What is needed =>
Transcribe the full listing below exactly.

===============

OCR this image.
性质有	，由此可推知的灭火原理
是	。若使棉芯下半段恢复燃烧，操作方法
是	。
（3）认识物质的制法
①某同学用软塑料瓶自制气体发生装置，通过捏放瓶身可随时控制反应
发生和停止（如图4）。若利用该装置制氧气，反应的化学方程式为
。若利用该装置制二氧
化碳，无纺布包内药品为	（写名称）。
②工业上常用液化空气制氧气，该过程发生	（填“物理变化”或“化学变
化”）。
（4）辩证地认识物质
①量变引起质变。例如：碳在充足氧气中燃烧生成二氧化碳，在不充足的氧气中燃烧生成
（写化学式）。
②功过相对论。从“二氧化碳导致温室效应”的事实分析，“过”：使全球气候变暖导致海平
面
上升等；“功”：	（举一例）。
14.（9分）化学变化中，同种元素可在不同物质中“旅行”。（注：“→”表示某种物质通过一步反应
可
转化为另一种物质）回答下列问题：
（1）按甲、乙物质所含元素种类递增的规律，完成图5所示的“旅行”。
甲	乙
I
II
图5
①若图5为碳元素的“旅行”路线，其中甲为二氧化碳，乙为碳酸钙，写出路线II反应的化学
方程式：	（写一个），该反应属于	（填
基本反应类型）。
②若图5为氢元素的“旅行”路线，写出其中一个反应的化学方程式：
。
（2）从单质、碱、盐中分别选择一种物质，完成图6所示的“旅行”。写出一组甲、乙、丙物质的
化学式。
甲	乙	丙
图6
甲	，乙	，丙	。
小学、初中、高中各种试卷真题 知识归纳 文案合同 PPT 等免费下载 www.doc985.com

===============

Worked solution =>
OCR this image.
性质有	，由此可推知的灭火原理
是	。若使棉芯下半段恢复燃烧，操作方法
是	。
（3）认识物质的制法
①某同学用软塑料瓶自制气体发生装置，通过捏放瓶身可随时控制反应
发生和停止（如图4）。若利用该装置制氧气，反应的化学方程式为
。若利用该装置制二氧
化碳，无纺布包内药品为	（写名称）。
②工业上常用液化空气制氧气，该过程发生	（填“物理变化”或“化学变
化”）。
（4）辩证地认识物质
①量变引起质变。例如：碳在充足氧气中燃烧生成二氧化碳，在不充足的氧气中燃烧生成
（写化学式）。
②功过相对论。从“二氧化碳导致温室效应”的事实分析，“过”：使全球气候变暖导致海平
面
上升等；“功”：	（举一例）。
14.（9分）化学变化中，同种元素可在不同物质中“旅行”。（注：“→”表示某种物质通过一步反应
可
转化为另一种物质）回答下列问题：
（1）按甲、乙物质所含元素种类递增的规律，完成图5所示的“旅行”。
甲	乙
I
II
图5
①若图5为碳元素的“旅行”路线，其中甲为二氧化碳，乙为碳酸钙，写出路线II反应的化学
方程式：	（写一个），该反应属于	（填
基本反应类型）。
②若图5为氢元素的“旅行”路线，写出其中一个反应的化学方程式：
。
（2）从单质、碱、盐中分别选择一种物质，完成图6所示的“旅行”。写出一组甲、乙、丙物质的
化学式。
甲	乙	丙
图6
甲	，乙	，丙	。
小学、初中、高中各种试卷真题 知识归纳 文案合同 PPT 等免费下载 www.doc985.com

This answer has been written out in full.